══ DATASET ENTRIES ══
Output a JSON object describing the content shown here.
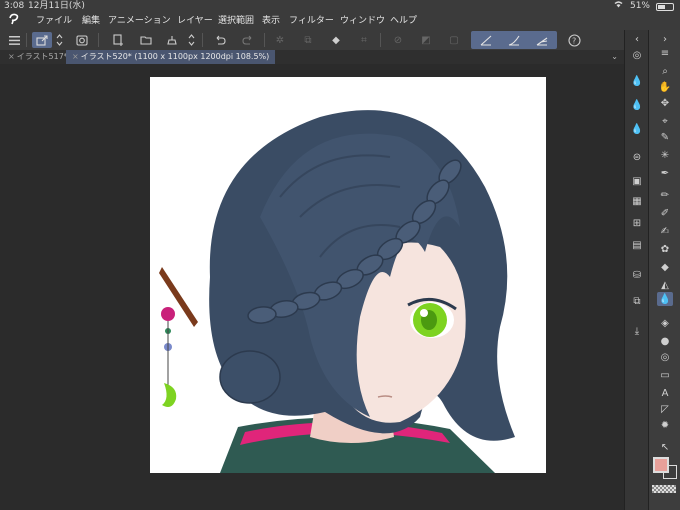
{
  "status": {
    "time": "3:08",
    "date": "12月11日(水)",
    "battery": "51%",
    "battery_level": 0.51
  },
  "menu": {
    "items": [
      "ファイル",
      "編集",
      "アニメーション",
      "レイヤー",
      "選択範囲",
      "表示",
      "フィルター",
      "ウィンドウ",
      "ヘルプ"
    ]
  },
  "tabs": [
    {
      "label": "イラスト517*"
    },
    {
      "label": "イラスト520* (1100 x 1100px 1200dpi 108.5%)"
    }
  ],
  "colors": {
    "accent": "#5a6b8e",
    "main_color": "#e8a09a",
    "canvas": "#ffffff",
    "hair": "#3d5068",
    "eye": "#7ed321"
  },
  "icons": {
    "toolbar": [
      "menu-icon",
      "layer-move-icon",
      "spinner-icon",
      "camera-icon",
      "new-canvas-icon",
      "open-folder-icon",
      "save-icon",
      "spinner-icon",
      "undo-icon",
      "redo-icon",
      "transform-icon",
      "select-all-icon",
      "fill-icon",
      "crop-icon",
      "deselect-icon",
      "invert-icon",
      "select-icon",
      "ruler-icon",
      "curve-ruler-icon",
      "perspective-ruler-icon",
      "help-icon"
    ],
    "tool_strip": [
      "zoom-icon",
      "hand-icon",
      "move-icon",
      "select-layer-icon",
      "eyedropper-icon",
      "wand-icon",
      "pen-icon",
      "pencil-icon",
      "brush-icon",
      "airbrush-icon",
      "decoration-icon",
      "eraser-icon",
      "blend-icon",
      "fill-icon",
      "gradient-icon",
      "figure-icon",
      "frame-icon",
      "text-icon",
      "balloon-icon",
      "line-icon",
      "object-icon"
    ]
  }
}
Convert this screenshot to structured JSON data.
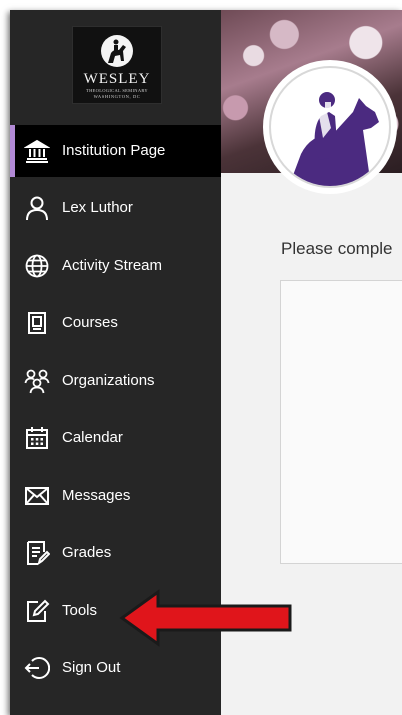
{
  "logo": {
    "title": "WESLEY",
    "subtitle": "THEOLOGICAL SEMINARY",
    "location": "WASHINGTON, DC"
  },
  "sidebar": {
    "items": [
      {
        "label": "Institution Page",
        "icon": "institution-icon",
        "active": true
      },
      {
        "label": "Lex Luthor",
        "icon": "user-icon",
        "active": false
      },
      {
        "label": "Activity Stream",
        "icon": "globe-icon",
        "active": false
      },
      {
        "label": "Courses",
        "icon": "courses-icon",
        "active": false
      },
      {
        "label": "Organizations",
        "icon": "organizations-icon",
        "active": false
      },
      {
        "label": "Calendar",
        "icon": "calendar-icon",
        "active": false
      },
      {
        "label": "Messages",
        "icon": "envelope-icon",
        "active": false
      },
      {
        "label": "Grades",
        "icon": "grades-icon",
        "active": false
      },
      {
        "label": "Tools",
        "icon": "tools-icon",
        "active": false
      },
      {
        "label": "Sign Out",
        "icon": "sign-out-icon",
        "active": false
      }
    ]
  },
  "main": {
    "prompt": "Please comple"
  },
  "colors": {
    "sidebar_bg": "#262626",
    "active_bg": "#000000",
    "active_accent": "#b28ad6",
    "brand_purple": "#4b2a80",
    "annotation_arrow": "#e0151b"
  }
}
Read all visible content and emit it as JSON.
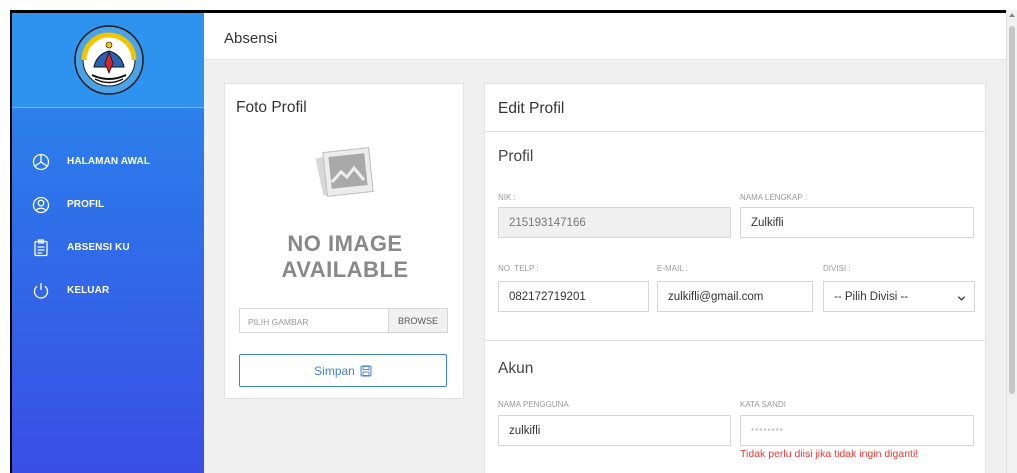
{
  "header": {
    "title": "Absensi"
  },
  "sidebar": {
    "items": [
      {
        "label": "HALAMAN AWAL",
        "icon": "pie-chart-icon"
      },
      {
        "label": "PROFIL",
        "icon": "user-icon"
      },
      {
        "label": "ABSENSI KU",
        "icon": "clipboard-icon"
      },
      {
        "label": "KELUAR",
        "icon": "power-icon"
      }
    ]
  },
  "photo": {
    "title": "Foto Profil",
    "noimage_line1": "NO IMAGE",
    "noimage_line2": "AVAILABLE",
    "file_placeholder": "PILIH GAMBAR",
    "browse_label": "BROWSE",
    "save_label": "Simpan"
  },
  "edit": {
    "title": "Edit Profil",
    "profil_section": "Profil",
    "akun_section": "Akun",
    "nik_label": "NIK :",
    "nik_value": "215193147166",
    "nama_label": "NAMA LENGKAP :",
    "nama_value": "Zulkifli",
    "telp_label": "NO. TELP :",
    "telp_value": "082172719201",
    "email_label": "E-MAIL :",
    "email_value": "zulkifli@gmail.com",
    "divisi_label": "DIVISI :",
    "divisi_value": "-- Pilih Divisi --",
    "username_label": "NAMA PENGGUNA",
    "username_value": "zulkifli",
    "password_label": "KATA SANDI",
    "password_value": "********",
    "password_hint": "Tidak perlu diisi jika tidak ingin diganti!"
  },
  "colors": {
    "sidebar_top": "#2a8ef0",
    "sidebar_bottom": "#3a4ee6",
    "accent": "#3f7fe0",
    "hint_red": "#e53935"
  }
}
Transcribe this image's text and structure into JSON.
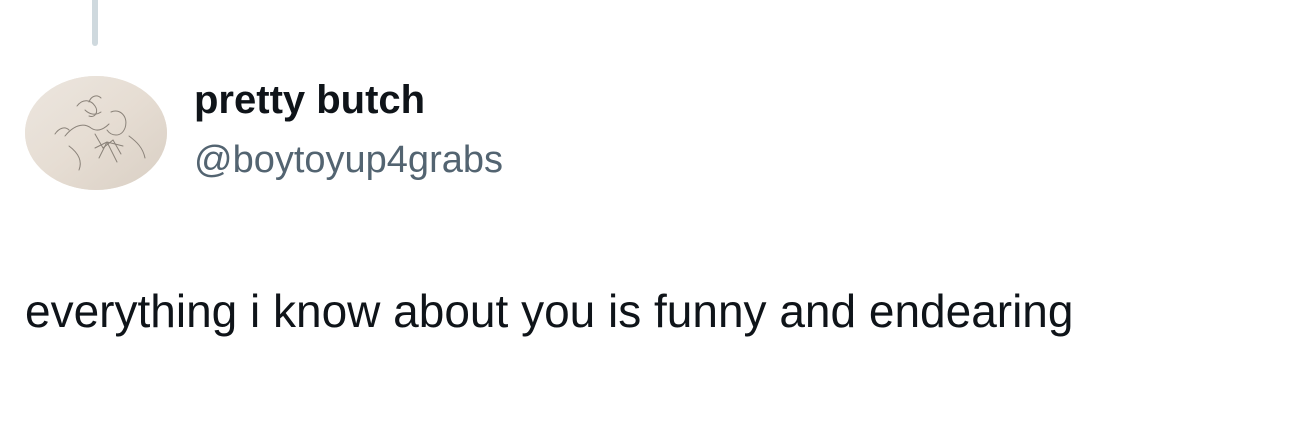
{
  "tweet": {
    "author": {
      "display_name": "pretty butch",
      "handle": "@boytoyup4grabs",
      "avatar": "sketch-drawing-avatar"
    },
    "text": "everything i know about you is funny and endearing"
  },
  "colors": {
    "text_primary": "#0f1419",
    "text_secondary": "#536471",
    "thread_line": "#cfd9de",
    "background": "#ffffff"
  }
}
═══
WHAT THE TASK REQUIRES>
Make an exact copy of all the material, but keep the pictures out of it.

THE COMPLETED TASK>
Output a JSON object describing the content shown here.
{
  "status": {
    "time": "3:08",
    "date": "12月11日(水)",
    "battery": "51%",
    "battery_level": 0.51
  },
  "menu": {
    "items": [
      "ファイル",
      "編集",
      "アニメーション",
      "レイヤー",
      "選択範囲",
      "表示",
      "フィルター",
      "ウィンドウ",
      "ヘルプ"
    ]
  },
  "tabs": [
    {
      "label": "イラスト517*"
    },
    {
      "label": "イラスト520* (1100 x 1100px 1200dpi 108.5%)"
    }
  ],
  "colors": {
    "accent": "#5a6b8e",
    "main_color": "#e8a09a",
    "canvas": "#ffffff",
    "hair": "#3d5068",
    "eye": "#7ed321"
  },
  "icons": {
    "toolbar": [
      "menu-icon",
      "layer-move-icon",
      "spinner-icon",
      "camera-icon",
      "new-canvas-icon",
      "open-folder-icon",
      "save-icon",
      "spinner-icon",
      "undo-icon",
      "redo-icon",
      "transform-icon",
      "select-all-icon",
      "fill-icon",
      "crop-icon",
      "deselect-icon",
      "invert-icon",
      "select-icon",
      "ruler-icon",
      "curve-ruler-icon",
      "perspective-ruler-icon",
      "help-icon"
    ],
    "tool_strip": [
      "zoom-icon",
      "hand-icon",
      "move-icon",
      "select-layer-icon",
      "eyedropper-icon",
      "wand-icon",
      "pen-icon",
      "pencil-icon",
      "brush-icon",
      "airbrush-icon",
      "decoration-icon",
      "eraser-icon",
      "blend-icon",
      "fill-icon",
      "gradient-icon",
      "figure-icon",
      "frame-icon",
      "text-icon",
      "balloon-icon",
      "line-icon",
      "object-icon"
    ]
  }
}
Convert this screenshot to structured JSON data.
{
  "logo": {
    "title": "WESLEY",
    "subtitle": "THEOLOGICAL SEMINARY",
    "location": "WASHINGTON, DC"
  },
  "sidebar": {
    "items": [
      {
        "label": "Institution Page",
        "icon": "institution-icon",
        "active": true
      },
      {
        "label": "Lex Luthor",
        "icon": "user-icon",
        "active": false
      },
      {
        "label": "Activity Stream",
        "icon": "globe-icon",
        "active": false
      },
      {
        "label": "Courses",
        "icon": "courses-icon",
        "active": false
      },
      {
        "label": "Organizations",
        "icon": "organizations-icon",
        "active": false
      },
      {
        "label": "Calendar",
        "icon": "calendar-icon",
        "active": false
      },
      {
        "label": "Messages",
        "icon": "envelope-icon",
        "active": false
      },
      {
        "label": "Grades",
        "icon": "grades-icon",
        "active": false
      },
      {
        "label": "Tools",
        "icon": "tools-icon",
        "active": false
      },
      {
        "label": "Sign Out",
        "icon": "sign-out-icon",
        "active": false
      }
    ]
  },
  "main": {
    "prompt": "Please comple"
  },
  "colors": {
    "sidebar_bg": "#262626",
    "active_bg": "#000000",
    "active_accent": "#b28ad6",
    "brand_purple": "#4b2a80",
    "annotation_arrow": "#e0151b"
  }
}
Read all visible content and emit it as JSON.
{
  "header": {
    "title": "Absensi"
  },
  "sidebar": {
    "items": [
      {
        "label": "HALAMAN AWAL",
        "icon": "pie-chart-icon"
      },
      {
        "label": "PROFIL",
        "icon": "user-icon"
      },
      {
        "label": "ABSENSI KU",
        "icon": "clipboard-icon"
      },
      {
        "label": "KELUAR",
        "icon": "power-icon"
      }
    ]
  },
  "photo": {
    "title": "Foto Profil",
    "noimage_line1": "NO IMAGE",
    "noimage_line2": "AVAILABLE",
    "file_placeholder": "PILIH GAMBAR",
    "browse_label": "BROWSE",
    "save_label": "Simpan"
  },
  "edit": {
    "title": "Edit Profil",
    "profil_section": "Profil",
    "akun_section": "Akun",
    "nik_label": "NIK :",
    "nik_value": "215193147166",
    "nama_label": "NAMA LENGKAP :",
    "nama_value": "Zulkifli",
    "telp_label": "NO. TELP :",
    "telp_value": "082172719201",
    "email_label": "E-MAIL :",
    "email_value": "zulkifli@gmail.com",
    "divisi_label": "DIVISI :",
    "divisi_value": "-- Pilih Divisi --",
    "username_label": "NAMA PENGGUNA",
    "username_value": "zulkifli",
    "password_label": "KATA SANDI",
    "password_value": "********",
    "password_hint": "Tidak perlu diisi jika tidak ingin diganti!"
  },
  "colors": {
    "sidebar_top": "#2a8ef0",
    "sidebar_bottom": "#3a4ee6",
    "accent": "#3f7fe0",
    "hint_red": "#e53935"
  }
}
Transcribe this image's text and structure into JSON.
{
  "tweet": {
    "author": {
      "display_name": "pretty butch",
      "handle": "@boytoyup4grabs",
      "avatar": "sketch-drawing-avatar"
    },
    "text": "everything i know about you is funny and endearing"
  },
  "colors": {
    "text_primary": "#0f1419",
    "text_secondary": "#536471",
    "thread_line": "#cfd9de",
    "background": "#ffffff"
  }
}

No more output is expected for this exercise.